** Begin Provided information **

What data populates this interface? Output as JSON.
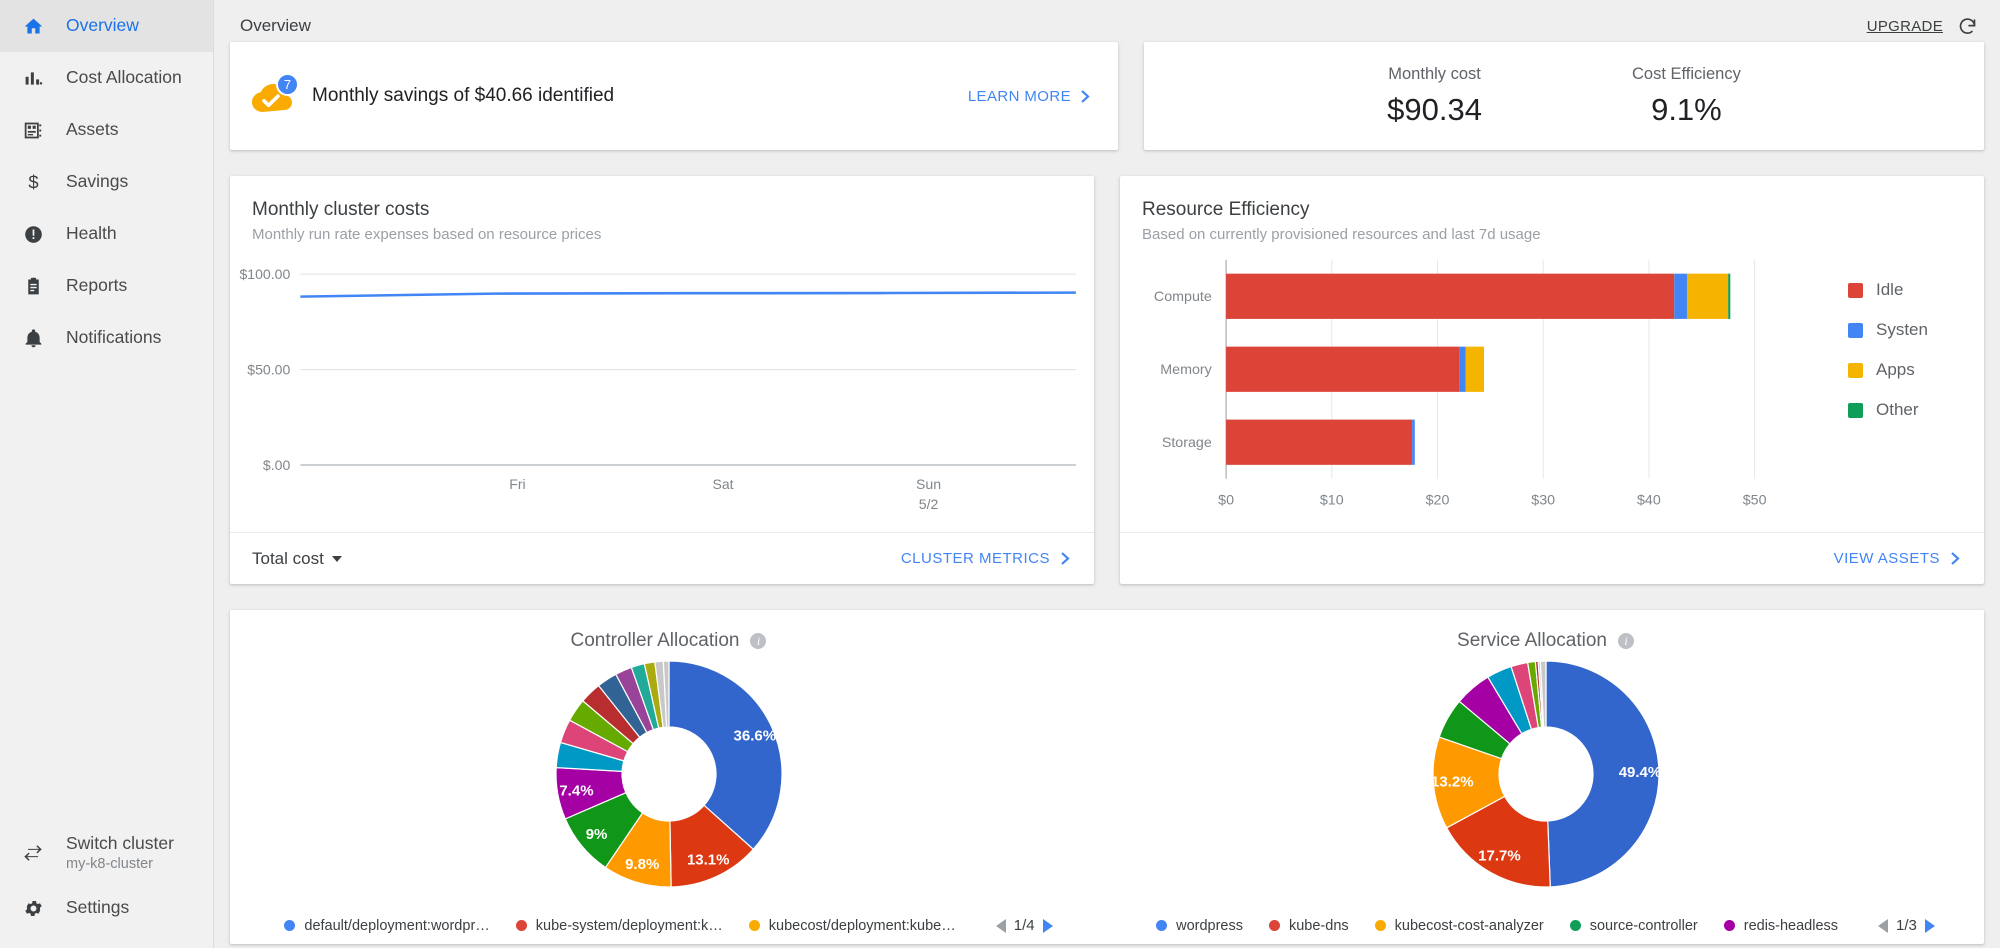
{
  "sidebar": {
    "items": [
      {
        "label": "Overview",
        "icon": "home-icon",
        "active": true
      },
      {
        "label": "Cost Allocation",
        "icon": "bar-chart-icon",
        "active": false
      },
      {
        "label": "Assets",
        "icon": "assets-icon",
        "active": false
      },
      {
        "label": "Savings",
        "icon": "dollar-icon",
        "active": false
      },
      {
        "label": "Health",
        "icon": "alert-icon",
        "active": false
      },
      {
        "label": "Reports",
        "icon": "clipboard-icon",
        "active": false
      },
      {
        "label": "Notifications",
        "icon": "bell-icon",
        "active": false
      }
    ],
    "switch_cluster": {
      "title": "Switch cluster",
      "subtitle": "my-k8-cluster",
      "icon": "swap-arrows-icon"
    },
    "settings": {
      "label": "Settings",
      "icon": "gear-icon"
    }
  },
  "header": {
    "breadcrumb": "Overview",
    "upgrade_label": "UPGRADE",
    "refresh_icon": "refresh-icon"
  },
  "savings": {
    "badge_count": "7",
    "message": "Monthly savings of $40.66 identified",
    "learn_more_label": "LEARN MORE",
    "icon": "cloud-check-icon",
    "badge_color": "#4285f4",
    "cloud_color": "#f9ab00"
  },
  "summary": {
    "metrics": [
      {
        "label": "Monthly cost",
        "value": "$90.34"
      },
      {
        "label": "Cost Efficiency",
        "value": "9.1%"
      }
    ]
  },
  "cluster_costs": {
    "title": "Monthly cluster costs",
    "subtitle": "Monthly run rate expenses based on resource prices",
    "footer_select": "Total cost",
    "footer_link": "CLUSTER METRICS"
  },
  "resource_efficiency": {
    "title": "Resource Efficiency",
    "subtitle": "Based on currently provisioned resources and last 7d usage",
    "footer_link": "VIEW ASSETS"
  },
  "controller_allocation": {
    "title": "Controller Allocation",
    "info_icon": "info-icon",
    "page": "1/4",
    "legend": [
      {
        "label": "default/deployment:wordpr…",
        "color": "#4285f4"
      },
      {
        "label": "kube-system/deployment:k…",
        "color": "#db4437"
      },
      {
        "label": "kubecost/deployment:kube…",
        "color": "#f9ab00"
      }
    ]
  },
  "service_allocation": {
    "title": "Service Allocation",
    "info_icon": "info-icon",
    "page": "1/3",
    "legend": [
      {
        "label": "wordpress",
        "color": "#4285f4"
      },
      {
        "label": "kube-dns",
        "color": "#db4437"
      },
      {
        "label": "kubecost-cost-analyzer",
        "color": "#f9ab00"
      },
      {
        "label": "source-controller",
        "color": "#0f9d58"
      },
      {
        "label": "redis-headless",
        "color": "#a400a4"
      }
    ]
  },
  "chart_data": [
    {
      "type": "line",
      "title": "Monthly cluster costs",
      "subtitle": "Monthly run rate expenses based on resource prices",
      "xlabel": "",
      "ylabel": "",
      "x": [
        "",
        "Fri",
        "Sat",
        "Sun 5/2",
        ""
      ],
      "tick_labels": [
        "Fri",
        "Sat",
        "Sun",
        "5/2"
      ],
      "values": [
        88.2,
        89.8,
        90.0,
        90.1,
        90.34
      ],
      "ylim": [
        0,
        100
      ],
      "yticks": [
        0,
        50,
        100
      ],
      "ytick_labels": [
        "$.00",
        "$50.00",
        "$100.00"
      ],
      "series_color": "#4285f4",
      "grid": true,
      "legend": "none"
    },
    {
      "type": "bar",
      "orientation": "horizontal",
      "stacked": true,
      "title": "Resource Efficiency",
      "subtitle": "Based on currently provisioned resources and last 7d usage",
      "categories": [
        "Compute",
        "Memory",
        "Storage"
      ],
      "series": [
        {
          "name": "Idle",
          "color": "#db4437",
          "values": [
            42.4,
            22.1,
            17.6
          ]
        },
        {
          "name": "Systen",
          "color": "#4285f4",
          "values": [
            1.2,
            0.55,
            0.25
          ]
        },
        {
          "name": "Apps",
          "color": "#f4b400",
          "values": [
            3.9,
            1.75,
            0.0
          ]
        },
        {
          "name": "Other",
          "color": "#0f9d58",
          "values": [
            0.2,
            0.0,
            0.0
          ]
        }
      ],
      "xlim": [
        0,
        55
      ],
      "xticks": [
        0,
        10,
        20,
        30,
        40,
        50
      ],
      "xtick_labels": [
        "$0",
        "$10",
        "$20",
        "$30",
        "$40",
        "$50"
      ],
      "grid": true,
      "legend": "right"
    },
    {
      "type": "pie",
      "variant": "donut",
      "title": "Controller Allocation",
      "labels": [
        "default/deployment:wordpr…",
        "kube-system/deployment:k…",
        "kubecost/deployment:kube…",
        "slice-4",
        "slice-5",
        "slice-6",
        "slice-7",
        "slice-8",
        "slice-9",
        "slice-10",
        "slice-11",
        "slice-12",
        "slice-13",
        "slice-14",
        "slice-15"
      ],
      "values": [
        36.6,
        13.1,
        9.8,
        9.0,
        7.4,
        3.6,
        3.4,
        3.3,
        3.1,
        2.9,
        2.4,
        1.9,
        1.5,
        1.2,
        0.8
      ],
      "shown_labels": [
        "36.6%",
        "13.1%",
        "9.8%",
        "9%",
        "7.4%"
      ],
      "colors": [
        "#3366cc",
        "#dc3912",
        "#ff9900",
        "#109618",
        "#a400a4",
        "#0099c6",
        "#dd4477",
        "#66aa00",
        "#b82e2e",
        "#316395",
        "#994499",
        "#22aa99",
        "#aaaa11",
        "#c8c8c8",
        "#c8c8c8"
      ]
    },
    {
      "type": "pie",
      "variant": "donut",
      "title": "Service Allocation",
      "labels": [
        "wordpress",
        "kube-dns",
        "kubecost-cost-analyzer",
        "source-controller",
        "redis-headless",
        "slice-6",
        "slice-7",
        "slice-8",
        "slice-9",
        "slice-10",
        "slice-11"
      ],
      "values": [
        49.4,
        17.7,
        13.2,
        5.8,
        5.3,
        3.6,
        2.4,
        1.1,
        0.4,
        0.3,
        0.8
      ],
      "shown_labels": [
        "49.4%",
        "17.7%",
        "13.2%"
      ],
      "colors": [
        "#3366cc",
        "#dc3912",
        "#ff9900",
        "#109618",
        "#a400a4",
        "#0099c6",
        "#dd4477",
        "#66aa00",
        "#b82e2e",
        "#c8c8c8",
        "#c8c8c8"
      ]
    }
  ]
}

** End Provided information **

# Directions
Pull out every line of the entries that includes the word "headless".

# Final answer
        "label": "redis-headless",
        "redis-headless",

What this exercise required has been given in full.